++++ TEXT TO READ
Correlation - Correlation Matrix

From Q
Jump to navigation Jump to search
VizIcon Correlation Matrix Heatmap.svg

Creates a correlation matrix from variables, questions, variable sets, or a table. See What is Correlation? and What is a Correlation Matrix? for more information about correlation and correlation matrices.

Example

Output Example:
The correlation matrix is displayed as a triangular heatmap:


Options

Input type The type of input to use. A choice between Variables, Questions/Variable sets and Table.

Variables The variables to use in the correlation matrix.

Questions/Variable sets The questions (known as variable sets in Displayr) to use in the correlation matrix.

Table The table to use in the correlation matrix. Correlations are calculated between columns in the table.

Ignore For question inputs, these are the question categories to ignore; for table inputs, these are the columns and rows in the source table to ignore.

Missing data See Missing Data Options.

Correlation type Choose between the standard Pearson's correlation or Spearman's correlation.

Categorical as binary Represent unordered categorical variables as binary variables. Otherwise, they are represented as sequential integers (i.e., 1 for the first category, 2 for the second, etc.). Note that categorical variables in Number - Multi questions are treated according to their numeric values and not converted to binary.

Variable names Displays Variable Names in the output.

Color palette Select colors used in the color scale bar

Minimum/maximum value Set upper and lower bounds of the color scale. Value beyond this range will be set to NA.

Show cell values Whether to display cell values, or if this should be determined based on available space (Automatic).

Show row labels Whether to display row labels.

Show column labels Whether to display column labels.

Additional Properties

When using this feature you can obtain additional information that is stored by the R code which produces the output.

  1. To do so, select Create > R Output.
  2. In the R CODE, paste: item = YourReferenceName
  3. Replace YourReferenceName with the reference name of your item. Find this in the Report tree or by selecting the item and then going to Properties > General > Name from the object inspector on the right.
  4. Below the first line of code, you can paste in snippets from below or type in str(item) to see a list of available information.

For a more in depth discussion on extracting information from objects in R, checkout our blog post here.

Properties which may be of interest are:

  • The correlation values themselves:
item$cor # correlation values
  • The p-values:
item$p # p-values (note that these are computed using taylor series linearization, whereas the standard errors and resulting statistics that appear on standard tables are computed using calibration, so their results can be different).
++++++++
* [SET TASK 1] From the rows, print without any change every line from the line with "empty-cell <box>296 205 449 215</box>" to the line with "row-number-cell: 6793 <box>115", including both of those lines.
* [SET TASK 2] Carry on the correlation matrix page, starting right after its last sentence.
The correlation matrix page and the rows that come after it have nothing to do with each other.
++++ PROVIDED ENTRIES
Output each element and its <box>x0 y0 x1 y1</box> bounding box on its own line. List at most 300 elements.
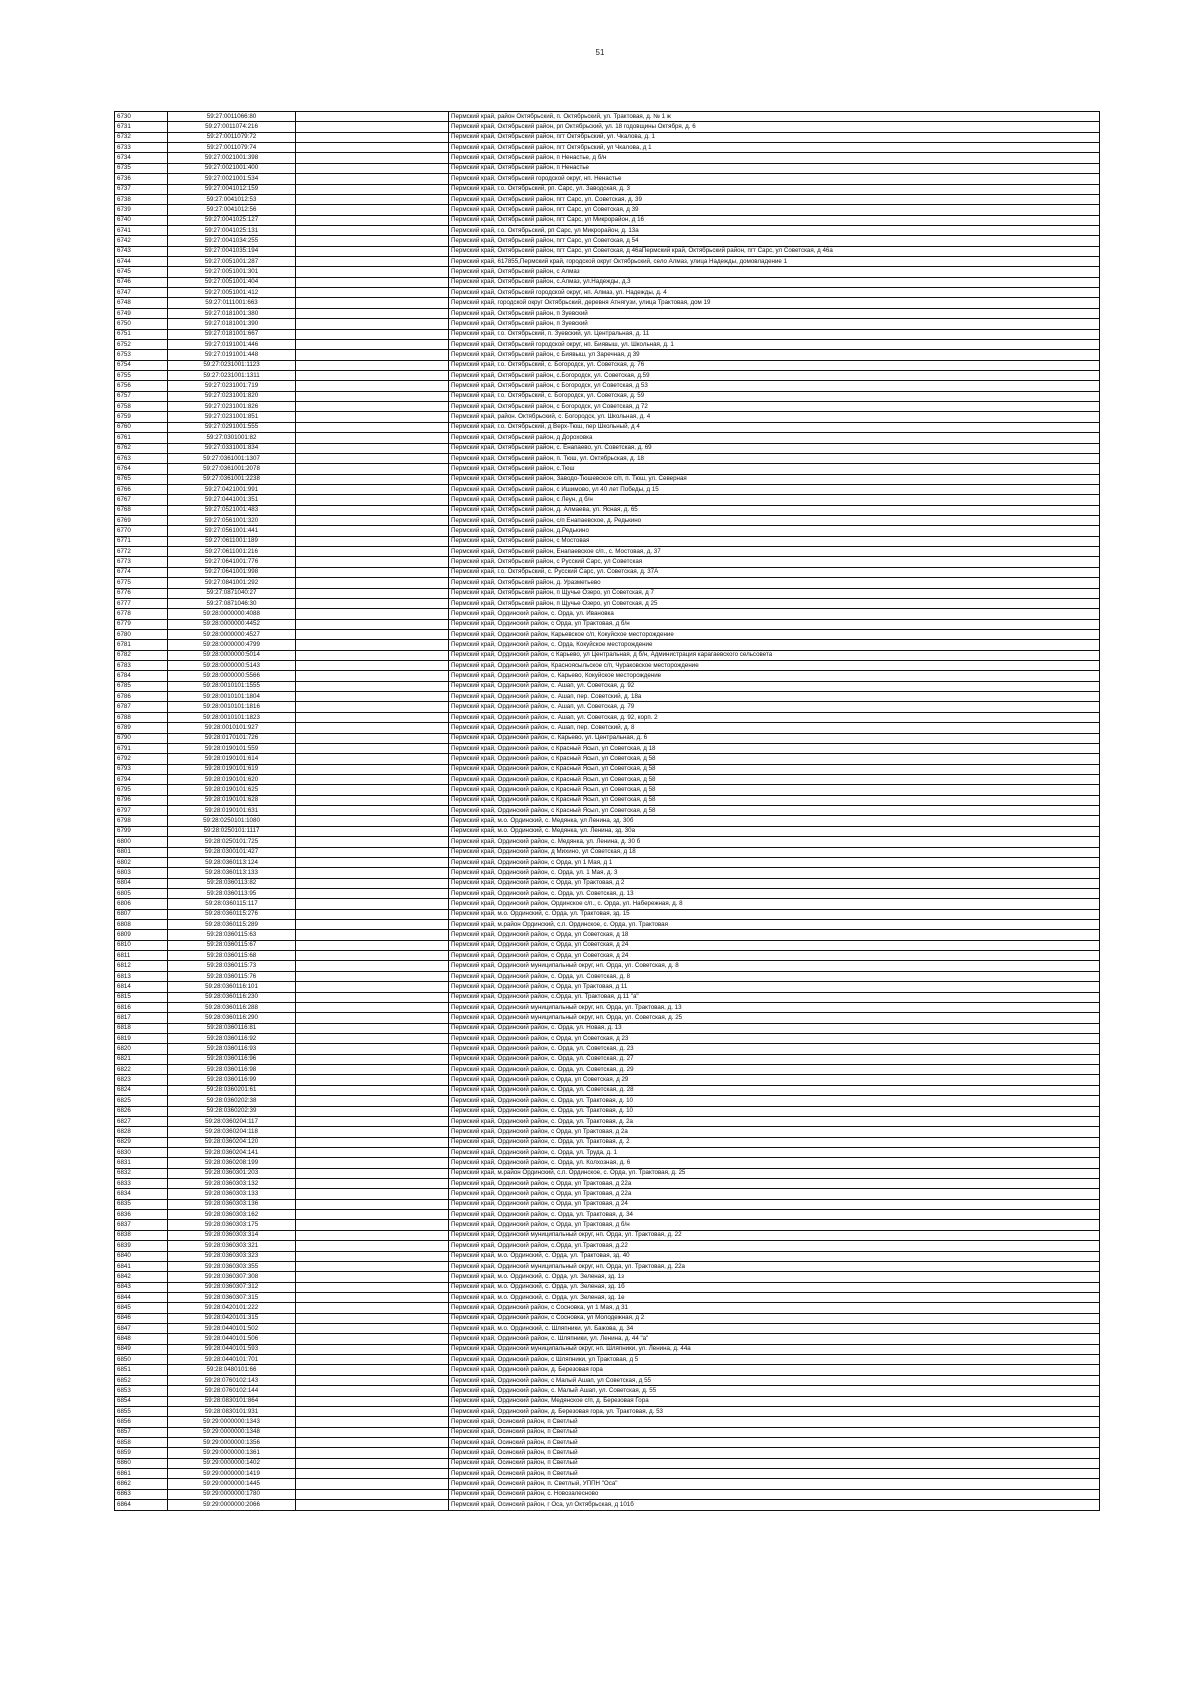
empty-cell <box>296 205 449 215</box>
empty-cell <box>296 319 449 329</box>
cadastral-number-cell: 59:28:0010101:1555 <box>168 681 296 691</box>
cadastral-number-cell: 59:28:0360116:230 <box>168 992 296 1002</box>
address-cell: Пермский край, Октябрьский район, с Богородск, ул Советская, д 53 <box>449 381 1100 391</box>
cadastral-number-cell: 59:27:0231001:1311 <box>168 370 296 380</box>
empty-cell <box>296 1179 449 1189</box>
table-row <box>115 298 1100 308</box>
row-number-cell: 6863 <box>115 1489 168 1499</box>
cadastral-number-cell: 59:28:0440101:506 <box>168 1334 296 1344</box>
table-row <box>115 1334 1100 1344</box>
table-row <box>115 474 1100 484</box>
address-cell: Пермский край, Ординский район, с. Ашап, пер. Советский, д. 18а <box>449 692 1100 702</box>
table-row <box>115 671 1100 681</box>
row-number-cell: 6793 <box>115 764 168 774</box>
empty-cell <box>296 288 449 298</box>
table-row <box>115 1065 1100 1075</box>
row-number-cell: 6740 <box>115 215 168 225</box>
address-cell: Пермский край, Ординский муниципальный округ, нп. Орда, ул. Трактовая, д. 22а <box>449 1261 1100 1271</box>
table-row <box>115 1085 1100 1095</box>
empty-cell <box>296 857 449 867</box>
table-row <box>115 1272 1100 1282</box>
empty-cell <box>296 277 449 287</box>
empty-cell <box>296 1469 449 1479</box>
empty-cell <box>296 526 449 536</box>
address-cell: Пермский край, Ординский район, с. Орда, ул. Новая, д. 13 <box>449 1023 1100 1033</box>
empty-cell <box>296 464 449 474</box>
address-cell: Пермский край, Октябрьский район, с Биявыш, ул Заречная, д 39 <box>449 350 1100 360</box>
row-number-cell: 6771 <box>115 536 168 546</box>
cadastral-number-cell: 59:28:0360116:288 <box>168 1002 296 1012</box>
empty-cell <box>296 743 449 753</box>
row-number-cell: 6844 <box>115 1292 168 1302</box>
row-number-cell: 6734 <box>115 153 168 163</box>
cadastral-number-cell: 59:27:0361001:2078 <box>168 464 296 474</box>
row-number-cell: 6812 <box>115 961 168 971</box>
table-row <box>115 899 1100 909</box>
address-cell: Пермский край, Октябрьский район, Енапаевское с/п., с. Мостовая, д. 37 <box>449 547 1100 557</box>
address-cell: Пермский край, Ординский муниципальный округ, нп. Орда, ул. Трактовая, д. 13 <box>449 1002 1100 1012</box>
empty-cell <box>296 1065 449 1075</box>
cadastral-number-cell: 59:29:0000000:1419 <box>168 1469 296 1479</box>
cadastral-number-cell: 59:28:0360115:63 <box>168 930 296 940</box>
empty-cell <box>296 1282 449 1292</box>
cadastral-number-cell: 59:28:0010101:1804 <box>168 692 296 702</box>
cadastral-number-cell: 59:29:0000000:1445 <box>168 1479 296 1489</box>
table-row <box>115 464 1100 474</box>
row-number-cell: 6732 <box>115 132 168 142</box>
address-cell: Пермский край, Ординский район, с. Орда, ул. Трактовая, д. 10 <box>449 1106 1100 1116</box>
cadastral-number-cell: 59:28:0360115:68 <box>168 951 296 961</box>
table-row <box>115 1137 1100 1147</box>
row-number-cell: 6745 <box>115 267 168 277</box>
empty-cell <box>296 474 449 484</box>
empty-cell <box>296 640 449 650</box>
table-row <box>115 1438 1100 1448</box>
address-cell: Пермский край, Ординский район, с. Орда, ул. Ивановка <box>449 609 1100 619</box>
table-row <box>115 433 1100 443</box>
table-row <box>115 143 1100 153</box>
row-number-cell: 6849 <box>115 1344 168 1354</box>
cadastral-number-cell: 59:27:0051001:412 <box>168 288 296 298</box>
empty-cell <box>296 1168 449 1178</box>
empty-cell <box>296 1220 449 1230</box>
table-row <box>115 1210 1100 1220</box>
table-row <box>115 163 1100 173</box>
cadastral-number-cell: 59:28:0360115:67 <box>168 940 296 950</box>
table-row <box>115 443 1100 453</box>
table-row <box>115 267 1100 277</box>
address-cell: Пермский край, Ординский район, с. Ашап, ул. Советская, д. 92, корп. 2 <box>449 712 1100 722</box>
table-row <box>115 1406 1100 1416</box>
empty-cell <box>296 609 449 619</box>
row-number-cell: 6736 <box>115 174 168 184</box>
address-cell: Пермский край, Ординский район, с Орда, ул Трактовая, д 2 <box>449 878 1100 888</box>
empty-cell <box>296 339 449 349</box>
row-number-cell: 6752 <box>115 339 168 349</box>
property-table <box>114 111 1100 1511</box>
row-number-cell: 6753 <box>115 350 168 360</box>
cadastral-number-cell: 59:28:0360303:133 <box>168 1189 296 1199</box>
address-cell: Пермский край, Октябрьский район, с. Енапаево, ул. Советская, д. 69 <box>449 443 1100 453</box>
empty-cell <box>296 215 449 225</box>
row-number-cell: 6788 <box>115 712 168 722</box>
cadastral-number-cell: 59:28:0000000:5143 <box>168 661 296 671</box>
address-cell: Пермский край, Ординский район, с Орда, ул Советская, д 24 <box>449 951 1100 961</box>
row-number-cell: 6857 <box>115 1427 168 1437</box>
empty-cell <box>296 1158 449 1168</box>
page-number: 51 <box>595 48 605 57</box>
address-cell: Пермский край, Октябрьский район, с.Тюш <box>449 464 1100 474</box>
empty-cell <box>296 692 449 702</box>
table-row <box>115 1375 1100 1385</box>
empty-cell <box>296 1500 449 1510</box>
cadastral-number-cell: 59:28:0830101:931 <box>168 1406 296 1416</box>
empty-cell <box>296 184 449 194</box>
row-number-cell: 6799 <box>115 826 168 836</box>
address-cell: Пермский край, Ординский район, с Шляпники, ул Трактовая, д 5 <box>449 1355 1100 1365</box>
empty-cell <box>296 1075 449 1085</box>
empty-cell <box>296 267 449 277</box>
row-number-cell: 6735 <box>115 163 168 173</box>
row-number-cell: 6747 <box>115 288 168 298</box>
row-number-cell: 6853 <box>115 1386 168 1396</box>
cadastral-number-cell: 59:28:0360303:314 <box>168 1230 296 1240</box>
cadastral-number-cell: 59:28:0360303:136 <box>168 1199 296 1209</box>
table-row <box>115 236 1100 246</box>
table-row <box>115 536 1100 546</box>
table-row <box>115 712 1100 722</box>
table-row <box>115 370 1100 380</box>
table-row <box>115 1106 1100 1116</box>
empty-cell <box>296 236 449 246</box>
cadastral-number-cell: 59:28:0010101:927 <box>168 723 296 733</box>
table-row <box>115 795 1100 805</box>
cadastral-number-cell: 59:28:0360116:92 <box>168 1033 296 1043</box>
table-row <box>115 1075 1100 1085</box>
empty-cell <box>296 1251 449 1261</box>
empty-cell <box>296 174 449 184</box>
table-row <box>115 1054 1100 1064</box>
address-cell: Пермский край, Октябрьский район, с.Алмаз, ул.Надежды, д.3 <box>449 277 1100 287</box>
row-number-cell: 6768 <box>115 505 168 515</box>
row-number-cell: 6805 <box>115 888 168 898</box>
table-row <box>115 516 1100 526</box>
cadastral-number-cell: 59:28:0360115:76 <box>168 971 296 981</box>
address-cell: Пермский край, г.о. Октябрьский, рп. Сарс, ул. Заводская, д. 3 <box>449 184 1100 194</box>
cadastral-number-cell: 59:29:0000000:1402 <box>168 1458 296 1468</box>
table-row <box>115 495 1100 505</box>
empty-cell <box>296 153 449 163</box>
empty-cell <box>296 163 449 173</box>
cadastral-number-cell: 59:28:0480101:66 <box>168 1365 296 1375</box>
table-row <box>115 484 1100 494</box>
cadastral-number-cell: 59:27:0291001:555 <box>168 422 296 432</box>
table-row <box>115 1292 1100 1302</box>
address-cell: Пермский край, Октябрьский район, Заводо-Тюшевское с/п, п. Тюш, ул. Северная <box>449 474 1100 484</box>
cadastral-number-cell: 59:27:0021001:534 <box>168 174 296 184</box>
row-number-cell: 6792 <box>115 754 168 764</box>
address-cell: Пермский край, Октябрьский район, пгт Сарс, ул Советская, д 39 <box>449 205 1100 215</box>
row-number-cell: 6846 <box>115 1313 168 1323</box>
table-row <box>115 122 1100 132</box>
row-number-cell: 6829 <box>115 1137 168 1147</box>
address-cell: Пермский край, Октябрьский район, д. Алмаева, ул. Ясная, д. 65 <box>449 505 1100 515</box>
empty-cell <box>296 298 449 308</box>
empty-cell <box>296 775 449 785</box>
address-cell: Пермский край, Октябрьский район, пгт Октябрьский, ул Чкалова, д 1 <box>449 143 1100 153</box>
cadastral-number-cell: 59:27:0611001:189 <box>168 536 296 546</box>
address-cell: Пермский край, Октябрьский район, с.Богородск, ул. Советская, д.59 <box>449 370 1100 380</box>
table-row <box>115 1282 1100 1292</box>
table-row <box>115 205 1100 215</box>
cadastral-number-cell: 59:28:0360115:276 <box>168 909 296 919</box>
row-number-cell: 6789 <box>115 723 168 733</box>
table-row <box>115 826 1100 836</box>
cadastral-number-cell: 59:28:0360301:203 <box>168 1168 296 1178</box>
row-number-cell: 6820 <box>115 1044 168 1054</box>
row-number-cell: 6731 <box>115 122 168 132</box>
table-row <box>115 246 1100 256</box>
row-number-cell: 6742 <box>115 236 168 246</box>
empty-cell <box>296 484 449 494</box>
address-cell: Пермский край, Ординский район, с. Ашап, ул. Советская, д. 92 <box>449 681 1100 691</box>
empty-cell <box>296 1054 449 1064</box>
cadastral-number-cell: 59:27:0231001:820 <box>168 391 296 401</box>
address-cell: Пермский край, Ординский район, с Сосновка, ул Молодежная, д 2 <box>449 1313 1100 1323</box>
row-number-cell: 6748 <box>115 298 168 308</box>
address-cell: Пермский край, Октябрьский район, с Мостовая <box>449 536 1100 546</box>
address-cell: Пермский край, Ординский район, Карьевское с/п, Кокуйское месторождение <box>449 629 1100 639</box>
table-body <box>115 112 1100 1511</box>
table-row <box>115 1500 1100 1510</box>
table-row <box>115 868 1100 878</box>
row-number-cell: 6822 <box>115 1065 168 1075</box>
table-row <box>115 920 1100 930</box>
cadastral-number-cell: 59:28:0360204:117 <box>168 1116 296 1126</box>
row-number-cell: 6810 <box>115 940 168 950</box>
empty-cell <box>296 1479 449 1489</box>
row-number-cell: 6796 <box>115 795 168 805</box>
row-number-cell: 6828 <box>115 1127 168 1137</box>
table-row <box>115 785 1100 795</box>
address-cell: Пермский край, Октябрьский район, с Богородск, ул Советская, д 72 <box>449 402 1100 412</box>
cadastral-number-cell: 59:27:0041012:159 <box>168 184 296 194</box>
row-number-cell: 6765 <box>115 474 168 484</box>
row-number-cell: 6841 <box>115 1261 168 1271</box>
row-number-cell: 6824 <box>115 1085 168 1095</box>
empty-cell <box>296 1147 449 1157</box>
table-row <box>115 1127 1100 1137</box>
cadastral-number-cell: 59:28:0760102:143 <box>168 1375 296 1385</box>
empty-cell <box>296 971 449 981</box>
table-row <box>115 1344 1100 1354</box>
cadastral-number-cell: 59:27:0181001:667 <box>168 329 296 339</box>
table-row <box>115 1386 1100 1396</box>
cadastral-number-cell: 59:28:0360303:355 <box>168 1261 296 1271</box>
address-cell: Пермский край, Осинский район, с. Новозалесново <box>449 1489 1100 1499</box>
table-row <box>115 350 1100 360</box>
cadastral-number-cell: 59:27:0051001:301 <box>168 267 296 277</box>
cadastral-number-cell: 59:29:0000000:1356 <box>168 1438 296 1448</box>
empty-cell <box>296 350 449 360</box>
table-row <box>115 194 1100 204</box>
cadastral-number-cell: 59:28:0190101:614 <box>168 754 296 764</box>
address-cell: Пермский край, Ординский район, с Орда, ул Советская, д 29 <box>449 1075 1100 1085</box>
table-row <box>115 257 1100 267</box>
address-cell: Пермский край, Ординский район, с Орда, ул Трактовая, д б/н <box>449 1220 1100 1230</box>
address-cell: Пермский край, Октябрьский городской округ, нп. Алмаз, ул. Надежды, д. 4 <box>449 288 1100 298</box>
address-cell: Пермский край, Ординский район, с Красный Ясыл, ул Советская, д 58 <box>449 754 1100 764</box>
cadastral-number-cell: 59:28:0360113:133 <box>168 868 296 878</box>
table-row <box>115 288 1100 298</box>
row-number-cell: 6802 <box>115 857 168 867</box>
table-row <box>115 547 1100 557</box>
address-cell: Пермский край, Осинский район, п Светлый <box>449 1438 1100 1448</box>
table-row <box>115 754 1100 764</box>
cadastral-number-cell: 59:27:0181001:390 <box>168 319 296 329</box>
address-cell: Пермский край, Ординский район, с Карьево, ул Центральная, д б/н, Администрация карагаевского сельсовета <box>449 650 1100 660</box>
address-cell: Пермский край, Ординский район, с Орда, ул Трактовая, д 22а <box>449 1179 1100 1189</box>
table-row <box>115 1023 1100 1033</box>
table-row <box>115 308 1100 318</box>
address-cell: Пермский край, Ординский район, с.Орда, ул. Трактовая, д.11 "а" <box>449 992 1100 1002</box>
cadastral-number-cell: 59:28:0000000:4527 <box>168 629 296 639</box>
row-number-cell: 6769 <box>115 516 168 526</box>
address-cell: Пермский край, Октябрьский район, д Дороховка <box>449 433 1100 443</box>
address-cell: Пермский край, Ординский район, с. Орда, ул. Трактовая, д. 2 <box>449 1137 1100 1147</box>
row-number-cell: 6803 <box>115 868 168 878</box>
row-number-cell: 6760 <box>115 422 168 432</box>
table-row <box>115 225 1100 235</box>
cadastral-number-cell: 59:28:0190101:631 <box>168 806 296 816</box>
table-row <box>115 1044 1100 1054</box>
cadastral-number-cell: 59:28:0360204:141 <box>168 1147 296 1157</box>
empty-cell <box>296 1261 449 1271</box>
empty-cell <box>296 257 449 267</box>
cadastral-number-cell: 59:27:0231001:826 <box>168 402 296 412</box>
row-number-cell: 6864 <box>115 1500 168 1510</box>
row-number-cell: 6827 <box>115 1116 168 1126</box>
empty-cell <box>296 225 449 235</box>
table-row <box>115 847 1100 857</box>
address-cell: Пермский край, Ординский район, с Орда, ул Трактовая, д 11 <box>449 982 1100 992</box>
empty-cell <box>296 1313 449 1323</box>
table-row <box>115 816 1100 826</box>
table-row <box>115 422 1100 432</box>
cadastral-number-cell: 59:28:0760102:144 <box>168 1386 296 1396</box>
table-row <box>115 1241 1100 1251</box>
address-cell: Пермский край, Ординский район, с. Ашап, пер. Советский, д. 8 <box>449 723 1100 733</box>
empty-cell <box>296 702 449 712</box>
address-cell: Пермский край, Ординский район, с Орда, ул Трактовая, д б/н <box>449 619 1100 629</box>
empty-cell <box>296 505 449 515</box>
address-cell: Пермский край, 617855,Пермский край, городской округ Октябрьский, село Алмаз, улица Надежды, домовладение 1 <box>449 257 1100 267</box>
cadastral-number-cell: 59:28:0010101:1823 <box>168 712 296 722</box>
empty-cell <box>296 878 449 888</box>
empty-cell <box>296 308 449 318</box>
row-number-cell: 6749 <box>115 308 168 318</box>
cadastral-number-cell: 59:28:0360307:308 <box>168 1272 296 1282</box>
address-cell: Пермский край, м.район Ординский, с.п. Ординское, с. Орда, ул. Трактовая <box>449 920 1100 930</box>
empty-cell <box>296 1365 449 1375</box>
address-cell: Пермский край, район Октябрьский, п. Октябрьский, ул. Трактовая, д. № 1 ж <box>449 112 1100 122</box>
address-cell: Пермский край, Ординский муниципальный округ, нп. Орда, ул. Трактовая, д. 22 <box>449 1230 1100 1240</box>
table-row <box>115 888 1100 898</box>
empty-cell <box>296 598 449 608</box>
cadastral-number-cell: 59:27:0361001:2238 <box>168 474 296 484</box>
empty-cell <box>296 516 449 526</box>
row-number-cell: 6823 <box>115 1075 168 1085</box>
table-row <box>115 733 1100 743</box>
row-number-cell: 6807 <box>115 909 168 919</box>
table-row <box>115 1013 1100 1023</box>
table-row <box>115 1324 1100 1334</box>
cadastral-number-cell: 59:28:0360202:38 <box>168 1096 296 1106</box>
table-row <box>115 619 1100 629</box>
empty-cell <box>296 391 449 401</box>
empty-cell <box>296 888 449 898</box>
cadastral-number-cell: 59:28:0440101:593 <box>168 1344 296 1354</box>
cadastral-number-cell: 59:29:0000000:1348 <box>168 1427 296 1437</box>
cadastral-number-cell: 59:27:0611001:216 <box>168 547 296 557</box>
cadastral-number-cell: 59:28:0190101:628 <box>168 795 296 805</box>
empty-cell <box>296 1033 449 1043</box>
cadastral-number-cell: 59:28:0360116:290 <box>168 1013 296 1023</box>
row-number-cell: 6851 <box>115 1365 168 1375</box>
table-row <box>115 1479 1100 1489</box>
cadastral-number-cell: 59:28:0000000:4088 <box>168 609 296 619</box>
empty-cell <box>296 764 449 774</box>
cadastral-number-cell: 59:27:0561001:320 <box>168 516 296 526</box>
address-cell: Пермский край, Ординский район, с. Орда, ул. Советская, д. 8 <box>449 971 1100 981</box>
row-number-cell: 6845 <box>115 1303 168 1313</box>
table-row <box>115 1147 1100 1157</box>
row-number-cell: 6743 <box>115 246 168 256</box>
address-cell: Пермский край, Ординский район, с. Ашап, ул. Советская, д. 79 <box>449 702 1100 712</box>
empty-cell <box>296 1096 449 1106</box>
row-number-cell: 6786 <box>115 692 168 702</box>
table-row <box>115 775 1100 785</box>
row-number-cell: 6839 <box>115 1241 168 1251</box>
row-number-cell: 6730 <box>115 112 168 122</box>
empty-cell <box>296 1230 449 1240</box>
row-number-cell: 6779 <box>115 619 168 629</box>
address-cell: Пермский край, Ординский район, Ординское с/п., с. Орда, ул. Набережная, д. 8 <box>449 899 1100 909</box>
empty-cell <box>296 629 449 639</box>
address-cell: Пермский край, Ординский район, Медянское с/п, д. Березовая Гора <box>449 1396 1100 1406</box>
address-cell: Пермский край, Ординский район, Красноясыльское с/п, Чураковское месторождение <box>449 661 1100 671</box>
row-number-cell: 6790 <box>115 733 168 743</box>
empty-cell <box>296 1023 449 1033</box>
address-cell: Пермский край, Ординский район, с. Орда, ул. Советская, д. 28 <box>449 1085 1100 1095</box>
address-cell: Пермский край, Ординский район, с. Карьево, ул. Центральная, д. 6 <box>449 733 1100 743</box>
address-cell: Пермский край, Октябрьский район, пгт Сарс, ул Микрорайон, д 16 <box>449 215 1100 225</box>
row-number-cell: 6755 <box>115 370 168 380</box>
row-number-cell: 6813 <box>115 971 168 981</box>
cadastral-number-cell: 59:27:0841001:292 <box>168 578 296 588</box>
address-cell: Пермский край, Октябрьский район, пгт Сарс, ул Советская, д 46аПермский край, Октябрьский район, пгт Сарс, ул Советская, д 46а <box>449 246 1100 256</box>
address-cell: Пермский край, Ординский район, с Орда, ул Трактовая, д 24 <box>449 1199 1100 1209</box>
empty-cell <box>296 951 449 961</box>
table-row <box>115 940 1100 950</box>
empty-cell <box>296 671 449 681</box>
address-cell: Пермский край, Октябрьский район, п Зуевский <box>449 308 1100 318</box>
row-number-cell: 6836 <box>115 1210 168 1220</box>
row-number-cell: 6847 <box>115 1324 168 1334</box>
address-cell: Пермский край, Ординский район, с Красный Ясыл, ул Советская, д 58 <box>449 785 1100 795</box>
row-number-cell: 6733 <box>115 143 168 153</box>
row-number-cell: 6838 <box>115 1230 168 1240</box>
++++++++
* [WRITTEN RESPONSE 1]
empty-cell <box>296 205 449 215</box>
empty-cell <box>296 319 449 329</box>
cadastral-number-cell: 59:28:0010101:1555 <box>168 681 296 691</box>
cadastral-number-cell: 59:28:0360116:230 <box>168 992 296 1002</box>
address-cell: Пермский край, Октябрьский район, с Богородск, ул Советская, д 53 <box>449 381 1100 391</box>
cadastral-number-cell: 59:27:0231001:1311 <box>168 370 296 380</box>
empty-cell <box>296 1179 449 1189</box>
table-row <box>115 298 1100 308</box>
row-number-cell: 6863 <box>115 1489 168 1499</box>
cadastral-number-cell: 59:28:0440101:506 <box>168 1334 296 1344</box>
table-row <box>115 1334 1100 1344</box>
table-row <box>115 474 1100 484</box>
address-cell: Пермский край, Ординский район, с. Ашап, пер. Советский, д. 18а <box>449 692 1100 702</box>
table-row <box>115 671 1100 681</box>
row-number-cell: 6793 <box>115 764 168 774</box>

* [WRITTEN RESPONSE 2]
  • The t-statistics:
item$t # t-statistic


Acknowledgements

Uses the R package survey and the d3heatmap htmlwidget.


Code

var is_displayr = Q.isOnTheWeb();
var allow_control_groups = Q.fileFormatVersion() > 10.9;
var palettes = ["Default", "Blues, light to dark", "Blues, dark to light", "Greys, light to dark", "Greys, dark to light", "Reds, light to dark", "Reds, dark to light", "Greens, light to dark", "Greens, dark to light", "Spectral colors (red, yellow, blue)", "Spectral colors (blue, yellow, red)","Heat colors (yellow, red)", "Terrain colors (green, beige, grey)", "Custom gradient", "Custom palette"];


var heading_text = "Correlation Matrix";
if (!!form.setObjectInspectorTitle)
    form.setObjectInspectorTitle(heading_text, "Correlation Matrices");
else 
    form.setHeading(heading_text);

var data_sources = is_displayr ? ["Variables", "Variable Sets", "Table"] : ["Variables", "Questions", "Table"];
var formInputType = form.comboBox({label: "Data source", 
    alternatives: data_sources,
    name: "formInputType", default_value: "Variables"});

if (formInputType.getValue() == "Variables")
{
    form.dropBox({name: "formVariables", label: "Variables", types: ["V:numeric, categorical, ordered categorical"],
                  multi:true, min_inputs: 2, prompt: "Select at least two Variables", height: 8});
}
else if (formInputType.getValue() == "Questions" || formInputType.getValue() == "Variable Sets")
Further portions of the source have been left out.